**WHAT IS ASKED**
Reproduce all of the rows below word for word, keeping each line in its original order and form.

* START *

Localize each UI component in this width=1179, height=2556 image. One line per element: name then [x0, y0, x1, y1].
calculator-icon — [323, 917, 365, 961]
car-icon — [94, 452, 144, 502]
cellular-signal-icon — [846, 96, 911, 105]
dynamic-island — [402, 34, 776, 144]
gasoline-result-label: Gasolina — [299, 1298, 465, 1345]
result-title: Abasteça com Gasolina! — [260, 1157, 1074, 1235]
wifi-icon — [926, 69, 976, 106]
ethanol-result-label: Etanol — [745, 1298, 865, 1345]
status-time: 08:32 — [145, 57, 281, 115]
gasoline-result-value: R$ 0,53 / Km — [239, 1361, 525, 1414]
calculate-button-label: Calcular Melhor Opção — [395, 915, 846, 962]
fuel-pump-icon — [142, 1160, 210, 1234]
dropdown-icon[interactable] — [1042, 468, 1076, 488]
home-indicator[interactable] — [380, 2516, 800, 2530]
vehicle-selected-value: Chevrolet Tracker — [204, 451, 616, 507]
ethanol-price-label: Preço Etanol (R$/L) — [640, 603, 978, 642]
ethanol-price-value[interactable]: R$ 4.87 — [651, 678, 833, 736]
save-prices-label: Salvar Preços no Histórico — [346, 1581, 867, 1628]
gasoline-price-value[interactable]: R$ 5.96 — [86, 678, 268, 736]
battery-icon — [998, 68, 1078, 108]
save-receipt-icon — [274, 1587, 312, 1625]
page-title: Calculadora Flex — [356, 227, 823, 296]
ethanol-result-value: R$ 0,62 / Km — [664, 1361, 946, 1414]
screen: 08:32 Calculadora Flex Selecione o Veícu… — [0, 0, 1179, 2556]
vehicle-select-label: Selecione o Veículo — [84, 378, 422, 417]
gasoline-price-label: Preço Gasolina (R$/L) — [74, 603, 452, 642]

* END *

**SOLUTION FOR THIS EXERCISE**
Localize each UI component in this width=1179, height=2556 image. One line per element: name then [x0, y0, x1, y1].
calculator-icon — [323, 917, 365, 961]
car-icon — [94, 452, 144, 502]
cellular-signal-icon — [846, 96, 911, 105]
dynamic-island — [402, 34, 776, 144]
gasoline-result-label: Gasolina — [299, 1298, 465, 1345]
result-title: Abasteça com Gasolina! — [260, 1157, 1074, 1235]
wifi-icon — [926, 69, 976, 106]
ethanol-result-label: Etanol — [745, 1298, 865, 1345]
status-time: 08:32 — [145, 57, 281, 115]
gasoline-result-value: R$ 0,53 / Km — [239, 1361, 525, 1414]
calculate-button-label: Calcular Melhor Opção — [395, 915, 846, 962]
fuel-pump-icon — [142, 1160, 210, 1234]
dropdown-icon[interactable] — [1042, 468, 1076, 488]
home-indicator[interactable] — [380, 2516, 800, 2530]
vehicle-selected-value: Chevrolet Tracker — [204, 451, 616, 507]
ethanol-price-label: Preço Etanol (R$/L) — [640, 603, 978, 642]
ethanol-price-value[interactable]: R$ 4.87 — [651, 678, 833, 736]
save-prices-label: Salvar Preços no Histórico — [346, 1581, 867, 1628]
gasoline-price-value[interactable]: R$ 5.96 — [86, 678, 268, 736]
battery-icon — [998, 68, 1078, 108]
save-receipt-icon — [274, 1587, 312, 1625]
page-title: Calculadora Flex — [356, 227, 823, 296]
ethanol-result-value: R$ 0,62 / Km — [664, 1361, 946, 1414]
screen: 08:32 Calculadora Flex Selecione o Veícu… — [0, 0, 1179, 2556]
vehicle-select-label: Selecione o Veículo — [84, 378, 422, 417]
gasoline-price-label: Preço Gasolina (R$/L) — [74, 603, 452, 642]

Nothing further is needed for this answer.